Task instructions: Say the number of lines containing the string "value", and say nothing else.

Provided information:
══════════
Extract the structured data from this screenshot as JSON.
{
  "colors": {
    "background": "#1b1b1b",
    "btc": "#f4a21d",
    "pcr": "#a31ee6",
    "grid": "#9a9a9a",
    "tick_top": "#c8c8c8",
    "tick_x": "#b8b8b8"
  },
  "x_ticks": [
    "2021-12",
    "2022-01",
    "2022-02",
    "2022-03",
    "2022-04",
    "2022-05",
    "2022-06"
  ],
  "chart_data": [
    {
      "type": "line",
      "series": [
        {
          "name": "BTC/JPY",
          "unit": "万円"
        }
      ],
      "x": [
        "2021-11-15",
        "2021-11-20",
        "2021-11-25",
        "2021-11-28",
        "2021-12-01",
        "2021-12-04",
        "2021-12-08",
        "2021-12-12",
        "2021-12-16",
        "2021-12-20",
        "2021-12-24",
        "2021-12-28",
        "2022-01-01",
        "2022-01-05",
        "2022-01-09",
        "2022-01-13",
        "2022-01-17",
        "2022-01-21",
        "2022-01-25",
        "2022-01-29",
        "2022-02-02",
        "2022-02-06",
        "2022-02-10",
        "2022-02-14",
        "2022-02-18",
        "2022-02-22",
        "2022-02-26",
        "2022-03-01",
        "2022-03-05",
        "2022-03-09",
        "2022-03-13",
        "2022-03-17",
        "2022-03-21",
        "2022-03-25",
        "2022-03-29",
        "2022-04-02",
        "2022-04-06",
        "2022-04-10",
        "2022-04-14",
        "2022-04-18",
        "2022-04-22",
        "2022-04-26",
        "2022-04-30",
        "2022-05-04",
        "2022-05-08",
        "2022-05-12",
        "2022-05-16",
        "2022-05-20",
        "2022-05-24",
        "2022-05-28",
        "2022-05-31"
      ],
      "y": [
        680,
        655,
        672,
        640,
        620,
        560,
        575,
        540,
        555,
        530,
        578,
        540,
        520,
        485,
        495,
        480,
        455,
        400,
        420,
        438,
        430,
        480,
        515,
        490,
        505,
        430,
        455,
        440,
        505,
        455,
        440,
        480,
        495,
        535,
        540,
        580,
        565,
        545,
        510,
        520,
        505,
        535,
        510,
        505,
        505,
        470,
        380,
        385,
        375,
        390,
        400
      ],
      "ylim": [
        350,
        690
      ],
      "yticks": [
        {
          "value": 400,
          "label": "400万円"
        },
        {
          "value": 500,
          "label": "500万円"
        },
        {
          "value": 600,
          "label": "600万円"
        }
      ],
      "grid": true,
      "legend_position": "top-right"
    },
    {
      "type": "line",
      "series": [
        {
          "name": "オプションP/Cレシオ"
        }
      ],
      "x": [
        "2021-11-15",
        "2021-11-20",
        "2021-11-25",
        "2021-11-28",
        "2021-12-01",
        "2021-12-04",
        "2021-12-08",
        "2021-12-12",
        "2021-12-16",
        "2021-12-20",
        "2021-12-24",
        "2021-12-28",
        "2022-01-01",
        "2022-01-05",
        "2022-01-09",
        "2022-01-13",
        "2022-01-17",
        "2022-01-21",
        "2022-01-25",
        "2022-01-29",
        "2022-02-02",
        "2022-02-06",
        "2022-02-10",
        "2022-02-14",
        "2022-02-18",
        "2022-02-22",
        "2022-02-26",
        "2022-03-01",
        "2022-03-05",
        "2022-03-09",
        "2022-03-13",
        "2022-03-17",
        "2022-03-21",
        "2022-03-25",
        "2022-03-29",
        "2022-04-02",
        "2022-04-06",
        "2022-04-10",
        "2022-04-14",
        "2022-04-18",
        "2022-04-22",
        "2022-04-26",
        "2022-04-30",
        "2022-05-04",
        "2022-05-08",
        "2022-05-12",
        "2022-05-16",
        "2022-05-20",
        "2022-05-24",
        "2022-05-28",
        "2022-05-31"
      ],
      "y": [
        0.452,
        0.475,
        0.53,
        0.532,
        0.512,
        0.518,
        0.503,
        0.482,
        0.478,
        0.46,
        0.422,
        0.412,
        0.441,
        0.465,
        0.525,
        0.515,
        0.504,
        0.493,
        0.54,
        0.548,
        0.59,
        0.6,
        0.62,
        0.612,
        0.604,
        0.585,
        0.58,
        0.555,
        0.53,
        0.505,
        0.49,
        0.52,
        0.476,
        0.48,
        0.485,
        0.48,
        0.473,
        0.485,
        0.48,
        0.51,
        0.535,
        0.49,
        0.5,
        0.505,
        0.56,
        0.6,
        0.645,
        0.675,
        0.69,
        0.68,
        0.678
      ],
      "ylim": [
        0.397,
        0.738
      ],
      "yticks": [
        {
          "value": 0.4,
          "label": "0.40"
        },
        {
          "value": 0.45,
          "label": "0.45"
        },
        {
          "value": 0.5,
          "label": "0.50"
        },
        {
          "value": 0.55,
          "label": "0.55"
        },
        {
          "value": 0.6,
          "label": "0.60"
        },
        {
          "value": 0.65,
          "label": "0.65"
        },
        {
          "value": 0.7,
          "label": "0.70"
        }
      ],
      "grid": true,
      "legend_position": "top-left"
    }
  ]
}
══════════
Output for this task: 10